What is asked ▸
In your copy, leave out the pictures; write out all the data exactly.

Source material ▸
• • •
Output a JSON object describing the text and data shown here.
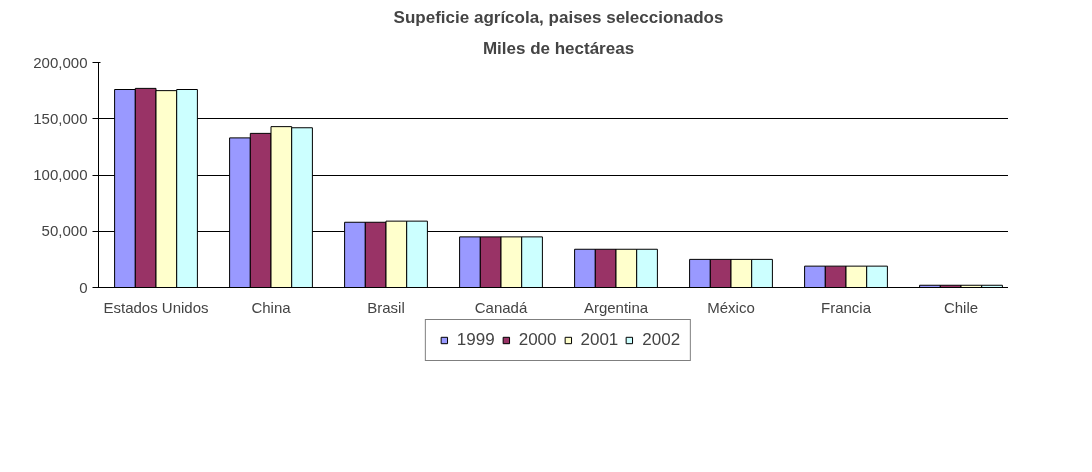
{
  "chart_data": {
    "type": "bar",
    "title": "Supeficie agrícola, paises seleccionados",
    "subtitle": "Miles de hectáreas",
    "categories": [
      "Estados Unidos",
      "China",
      "Brasil",
      "Canadá",
      "Argentina",
      "México",
      "Francia",
      "Chile"
    ],
    "series": [
      {
        "name": "1999",
        "color": "#9999ff",
        "values": [
          176000,
          133000,
          58000,
          45000,
          34000,
          25000,
          19000,
          2000
        ]
      },
      {
        "name": "2000",
        "color": "#993366",
        "values": [
          177000,
          137000,
          58000,
          45000,
          34000,
          25000,
          19000,
          2000
        ]
      },
      {
        "name": "2001",
        "color": "#ffffcc",
        "values": [
          175000,
          143000,
          59000,
          45000,
          34000,
          25000,
          19000,
          2000
        ]
      },
      {
        "name": "2002",
        "color": "#ccffff",
        "values": [
          176000,
          142000,
          59000,
          45000,
          34000,
          25000,
          19000,
          2000
        ]
      }
    ],
    "ylim": [
      0,
      200000
    ],
    "yticks": [
      {
        "value": 0,
        "label": "0"
      },
      {
        "value": 50000,
        "label": "50,000"
      },
      {
        "value": 100000,
        "label": "100,000"
      },
      {
        "value": 150000,
        "label": "150,000"
      },
      {
        "value": 200000,
        "label": "200,000"
      }
    ],
    "grid": "y",
    "legend": "bottom"
  }
}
• • •
Response to this exercise ▸
Output a JSON object describing the text and data shown here.
{
  "chart_data": {
    "type": "bar",
    "title": "Supeficie agrícola, paises seleccionados",
    "subtitle": "Miles de hectáreas",
    "categories": [
      "Estados Unidos",
      "China",
      "Brasil",
      "Canadá",
      "Argentina",
      "México",
      "Francia",
      "Chile"
    ],
    "series": [
      {
        "name": "1999",
        "color": "#9999ff",
        "values": [
          176000,
          133000,
          58000,
          45000,
          34000,
          25000,
          19000,
          2000
        ]
      },
      {
        "name": "2000",
        "color": "#993366",
        "values": [
          177000,
          137000,
          58000,
          45000,
          34000,
          25000,
          19000,
          2000
        ]
      },
      {
        "name": "2001",
        "color": "#ffffcc",
        "values": [
          175000,
          143000,
          59000,
          45000,
          34000,
          25000,
          19000,
          2000
        ]
      },
      {
        "name": "2002",
        "color": "#ccffff",
        "values": [
          176000,
          142000,
          59000,
          45000,
          34000,
          25000,
          19000,
          2000
        ]
      }
    ],
    "ylim": [
      0,
      200000
    ],
    "yticks": [
      {
        "value": 0,
        "label": "0"
      },
      {
        "value": 50000,
        "label": "50,000"
      },
      {
        "value": 100000,
        "label": "100,000"
      },
      {
        "value": 150000,
        "label": "150,000"
      },
      {
        "value": 200000,
        "label": "200,000"
      }
    ],
    "grid": "y",
    "legend": "bottom"
  }
}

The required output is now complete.